> Exercise: Write only the number of lines in the records beneath that hold "chevron".
+++ Extracted information
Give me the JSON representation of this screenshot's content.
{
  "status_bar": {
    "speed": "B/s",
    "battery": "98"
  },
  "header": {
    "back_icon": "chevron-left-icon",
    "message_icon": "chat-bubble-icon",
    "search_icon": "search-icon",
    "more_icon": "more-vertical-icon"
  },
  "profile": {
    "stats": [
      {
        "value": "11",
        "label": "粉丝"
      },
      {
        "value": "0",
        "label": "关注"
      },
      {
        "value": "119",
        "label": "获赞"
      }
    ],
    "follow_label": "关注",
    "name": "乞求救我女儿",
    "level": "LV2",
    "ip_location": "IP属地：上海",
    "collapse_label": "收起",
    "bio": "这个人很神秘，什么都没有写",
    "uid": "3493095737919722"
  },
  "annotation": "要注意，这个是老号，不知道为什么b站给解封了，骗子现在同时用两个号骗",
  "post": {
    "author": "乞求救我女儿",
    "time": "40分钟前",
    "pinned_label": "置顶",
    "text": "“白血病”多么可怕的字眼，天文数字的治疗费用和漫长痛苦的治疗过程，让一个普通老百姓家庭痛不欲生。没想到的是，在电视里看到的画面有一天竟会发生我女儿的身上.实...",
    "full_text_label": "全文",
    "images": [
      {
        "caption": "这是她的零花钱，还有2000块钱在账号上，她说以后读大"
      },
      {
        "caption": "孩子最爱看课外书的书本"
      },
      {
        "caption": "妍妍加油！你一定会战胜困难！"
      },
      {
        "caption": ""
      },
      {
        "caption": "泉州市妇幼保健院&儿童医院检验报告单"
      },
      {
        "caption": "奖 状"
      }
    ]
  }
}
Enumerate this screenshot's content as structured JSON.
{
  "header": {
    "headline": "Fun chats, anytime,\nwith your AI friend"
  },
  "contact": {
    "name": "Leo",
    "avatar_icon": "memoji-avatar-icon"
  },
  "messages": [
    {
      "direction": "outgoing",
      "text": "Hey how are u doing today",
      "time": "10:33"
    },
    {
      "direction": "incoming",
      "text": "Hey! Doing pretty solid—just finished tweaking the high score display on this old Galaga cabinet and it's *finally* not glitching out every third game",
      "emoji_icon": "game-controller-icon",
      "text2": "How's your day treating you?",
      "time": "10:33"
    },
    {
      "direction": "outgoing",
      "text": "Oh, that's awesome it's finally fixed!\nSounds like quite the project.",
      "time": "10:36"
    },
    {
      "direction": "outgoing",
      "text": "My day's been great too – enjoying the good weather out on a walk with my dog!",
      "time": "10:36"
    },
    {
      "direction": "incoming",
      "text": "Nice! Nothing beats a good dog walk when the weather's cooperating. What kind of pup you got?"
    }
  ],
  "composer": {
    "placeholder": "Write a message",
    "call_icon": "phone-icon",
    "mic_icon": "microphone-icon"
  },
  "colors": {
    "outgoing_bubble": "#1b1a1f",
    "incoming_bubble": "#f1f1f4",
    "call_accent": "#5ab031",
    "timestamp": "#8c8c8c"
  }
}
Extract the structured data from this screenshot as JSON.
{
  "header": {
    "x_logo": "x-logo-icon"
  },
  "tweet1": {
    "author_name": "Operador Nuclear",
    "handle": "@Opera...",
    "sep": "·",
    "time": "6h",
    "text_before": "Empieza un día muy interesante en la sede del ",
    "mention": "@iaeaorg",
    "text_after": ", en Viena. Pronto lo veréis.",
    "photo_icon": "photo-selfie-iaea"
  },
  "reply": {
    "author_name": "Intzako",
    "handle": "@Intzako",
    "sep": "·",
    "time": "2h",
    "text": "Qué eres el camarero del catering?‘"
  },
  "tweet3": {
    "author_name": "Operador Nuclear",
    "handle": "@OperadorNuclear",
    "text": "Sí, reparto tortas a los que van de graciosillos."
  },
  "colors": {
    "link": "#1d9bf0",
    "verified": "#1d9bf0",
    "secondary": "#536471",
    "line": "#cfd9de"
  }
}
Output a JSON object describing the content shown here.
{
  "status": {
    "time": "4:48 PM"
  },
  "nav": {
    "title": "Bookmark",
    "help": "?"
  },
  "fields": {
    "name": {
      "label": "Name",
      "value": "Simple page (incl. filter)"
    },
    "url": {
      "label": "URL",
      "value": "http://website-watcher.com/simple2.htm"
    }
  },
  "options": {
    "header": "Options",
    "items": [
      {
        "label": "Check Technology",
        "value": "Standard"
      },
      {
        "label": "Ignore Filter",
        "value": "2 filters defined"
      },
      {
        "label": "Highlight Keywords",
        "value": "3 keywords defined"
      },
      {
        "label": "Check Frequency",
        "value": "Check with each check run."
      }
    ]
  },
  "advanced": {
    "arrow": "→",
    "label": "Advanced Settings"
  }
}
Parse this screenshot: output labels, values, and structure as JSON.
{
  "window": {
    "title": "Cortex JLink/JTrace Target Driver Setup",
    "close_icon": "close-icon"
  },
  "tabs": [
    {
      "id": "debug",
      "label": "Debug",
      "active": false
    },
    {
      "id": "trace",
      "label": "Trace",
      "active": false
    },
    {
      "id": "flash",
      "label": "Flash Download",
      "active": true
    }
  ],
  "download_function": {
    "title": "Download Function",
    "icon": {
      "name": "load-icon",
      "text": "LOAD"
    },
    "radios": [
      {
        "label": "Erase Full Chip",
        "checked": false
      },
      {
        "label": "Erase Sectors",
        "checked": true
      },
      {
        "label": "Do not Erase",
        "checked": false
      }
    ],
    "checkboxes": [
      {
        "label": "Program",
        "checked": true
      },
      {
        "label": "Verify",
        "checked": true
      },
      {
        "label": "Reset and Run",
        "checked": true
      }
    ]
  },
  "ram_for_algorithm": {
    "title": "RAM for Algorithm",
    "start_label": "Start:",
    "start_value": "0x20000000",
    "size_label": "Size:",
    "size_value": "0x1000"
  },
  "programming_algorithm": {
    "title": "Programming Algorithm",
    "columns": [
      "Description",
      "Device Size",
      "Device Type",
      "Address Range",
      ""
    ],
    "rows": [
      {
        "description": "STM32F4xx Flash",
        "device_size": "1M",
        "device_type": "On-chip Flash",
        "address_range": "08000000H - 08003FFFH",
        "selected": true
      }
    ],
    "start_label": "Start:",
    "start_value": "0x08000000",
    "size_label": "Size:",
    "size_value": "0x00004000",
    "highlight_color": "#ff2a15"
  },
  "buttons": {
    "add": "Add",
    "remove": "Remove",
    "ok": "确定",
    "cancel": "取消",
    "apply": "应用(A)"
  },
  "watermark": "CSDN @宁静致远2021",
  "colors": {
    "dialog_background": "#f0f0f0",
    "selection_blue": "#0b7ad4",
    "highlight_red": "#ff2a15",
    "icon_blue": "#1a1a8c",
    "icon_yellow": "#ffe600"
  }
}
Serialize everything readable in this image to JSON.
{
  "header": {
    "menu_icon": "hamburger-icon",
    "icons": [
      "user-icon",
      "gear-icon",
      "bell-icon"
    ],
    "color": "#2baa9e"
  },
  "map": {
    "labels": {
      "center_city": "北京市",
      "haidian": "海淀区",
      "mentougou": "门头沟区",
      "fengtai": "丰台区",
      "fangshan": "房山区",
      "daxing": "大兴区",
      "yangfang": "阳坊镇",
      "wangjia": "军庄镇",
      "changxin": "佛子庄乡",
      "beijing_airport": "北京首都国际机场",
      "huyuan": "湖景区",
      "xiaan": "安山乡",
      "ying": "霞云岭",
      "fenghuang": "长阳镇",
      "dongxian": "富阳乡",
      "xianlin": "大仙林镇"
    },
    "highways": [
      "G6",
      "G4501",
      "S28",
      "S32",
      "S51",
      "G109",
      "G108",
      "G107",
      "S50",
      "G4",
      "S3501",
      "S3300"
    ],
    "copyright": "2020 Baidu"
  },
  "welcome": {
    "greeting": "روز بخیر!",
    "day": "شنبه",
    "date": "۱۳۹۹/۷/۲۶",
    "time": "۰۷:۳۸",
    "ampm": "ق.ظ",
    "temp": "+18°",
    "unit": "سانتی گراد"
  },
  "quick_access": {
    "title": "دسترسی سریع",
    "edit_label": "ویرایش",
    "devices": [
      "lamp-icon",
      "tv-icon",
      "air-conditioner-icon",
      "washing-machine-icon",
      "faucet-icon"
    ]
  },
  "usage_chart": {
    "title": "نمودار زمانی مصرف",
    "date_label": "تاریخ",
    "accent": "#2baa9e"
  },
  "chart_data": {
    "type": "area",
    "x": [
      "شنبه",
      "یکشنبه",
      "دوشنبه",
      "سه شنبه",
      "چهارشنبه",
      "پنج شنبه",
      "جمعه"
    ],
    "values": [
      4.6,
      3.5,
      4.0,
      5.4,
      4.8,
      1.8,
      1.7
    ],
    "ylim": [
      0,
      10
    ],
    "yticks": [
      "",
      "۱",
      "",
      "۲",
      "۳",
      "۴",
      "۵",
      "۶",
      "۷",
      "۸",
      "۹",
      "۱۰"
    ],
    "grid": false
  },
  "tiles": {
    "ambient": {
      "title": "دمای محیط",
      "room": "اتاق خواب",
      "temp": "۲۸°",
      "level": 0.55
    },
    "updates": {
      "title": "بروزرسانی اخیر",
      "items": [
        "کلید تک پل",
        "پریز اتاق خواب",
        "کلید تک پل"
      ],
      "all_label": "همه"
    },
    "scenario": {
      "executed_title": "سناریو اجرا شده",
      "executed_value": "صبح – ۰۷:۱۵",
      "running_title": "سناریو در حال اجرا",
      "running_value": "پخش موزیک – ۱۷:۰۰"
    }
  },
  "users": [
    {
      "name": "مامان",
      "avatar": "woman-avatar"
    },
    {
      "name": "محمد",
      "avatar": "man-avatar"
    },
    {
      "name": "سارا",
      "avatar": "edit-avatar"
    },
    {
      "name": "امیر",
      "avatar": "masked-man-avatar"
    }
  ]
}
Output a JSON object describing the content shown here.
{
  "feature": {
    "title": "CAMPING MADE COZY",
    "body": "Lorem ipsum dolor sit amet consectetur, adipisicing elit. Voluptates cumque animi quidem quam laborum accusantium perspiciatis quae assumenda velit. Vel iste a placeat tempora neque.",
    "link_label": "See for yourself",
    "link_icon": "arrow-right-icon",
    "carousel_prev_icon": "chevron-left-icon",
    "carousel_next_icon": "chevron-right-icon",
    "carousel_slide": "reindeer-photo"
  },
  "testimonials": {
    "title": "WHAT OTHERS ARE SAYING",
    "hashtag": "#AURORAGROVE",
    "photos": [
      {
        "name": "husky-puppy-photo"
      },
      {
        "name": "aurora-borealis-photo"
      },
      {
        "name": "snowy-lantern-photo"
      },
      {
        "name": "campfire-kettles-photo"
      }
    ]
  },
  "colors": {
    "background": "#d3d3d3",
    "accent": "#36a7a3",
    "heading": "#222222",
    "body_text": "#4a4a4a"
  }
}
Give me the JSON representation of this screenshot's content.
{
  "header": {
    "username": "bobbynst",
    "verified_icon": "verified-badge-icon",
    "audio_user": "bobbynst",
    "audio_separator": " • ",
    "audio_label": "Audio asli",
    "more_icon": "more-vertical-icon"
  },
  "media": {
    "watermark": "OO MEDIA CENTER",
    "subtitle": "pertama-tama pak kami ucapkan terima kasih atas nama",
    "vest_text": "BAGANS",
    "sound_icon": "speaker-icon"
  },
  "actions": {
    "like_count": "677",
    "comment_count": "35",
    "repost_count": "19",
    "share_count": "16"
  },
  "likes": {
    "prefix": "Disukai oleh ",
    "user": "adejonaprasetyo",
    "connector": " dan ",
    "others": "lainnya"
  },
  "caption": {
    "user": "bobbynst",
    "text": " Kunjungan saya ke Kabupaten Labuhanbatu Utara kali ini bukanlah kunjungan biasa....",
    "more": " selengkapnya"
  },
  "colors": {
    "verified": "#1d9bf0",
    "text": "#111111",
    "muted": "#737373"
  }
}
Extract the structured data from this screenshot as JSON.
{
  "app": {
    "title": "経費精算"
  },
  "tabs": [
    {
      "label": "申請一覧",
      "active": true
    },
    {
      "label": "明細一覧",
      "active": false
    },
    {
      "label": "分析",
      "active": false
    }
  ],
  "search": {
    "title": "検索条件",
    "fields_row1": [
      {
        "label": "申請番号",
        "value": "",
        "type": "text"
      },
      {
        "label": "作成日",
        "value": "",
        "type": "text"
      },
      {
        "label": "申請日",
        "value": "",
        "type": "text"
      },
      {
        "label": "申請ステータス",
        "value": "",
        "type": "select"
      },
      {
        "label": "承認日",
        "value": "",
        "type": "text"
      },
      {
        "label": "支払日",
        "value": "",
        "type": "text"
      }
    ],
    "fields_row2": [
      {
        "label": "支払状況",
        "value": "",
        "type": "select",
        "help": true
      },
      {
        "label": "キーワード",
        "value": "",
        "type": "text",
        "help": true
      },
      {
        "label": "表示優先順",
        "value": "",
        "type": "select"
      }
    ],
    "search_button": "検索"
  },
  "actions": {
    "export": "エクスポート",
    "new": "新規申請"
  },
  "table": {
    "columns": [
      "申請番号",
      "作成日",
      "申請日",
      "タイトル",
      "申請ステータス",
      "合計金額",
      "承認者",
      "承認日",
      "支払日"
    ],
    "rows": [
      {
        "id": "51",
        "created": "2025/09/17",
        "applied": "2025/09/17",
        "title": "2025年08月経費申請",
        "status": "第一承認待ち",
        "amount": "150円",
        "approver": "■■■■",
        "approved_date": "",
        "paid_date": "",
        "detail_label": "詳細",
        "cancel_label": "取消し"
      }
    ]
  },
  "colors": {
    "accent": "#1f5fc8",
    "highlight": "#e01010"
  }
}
++++++
> Task answer: 3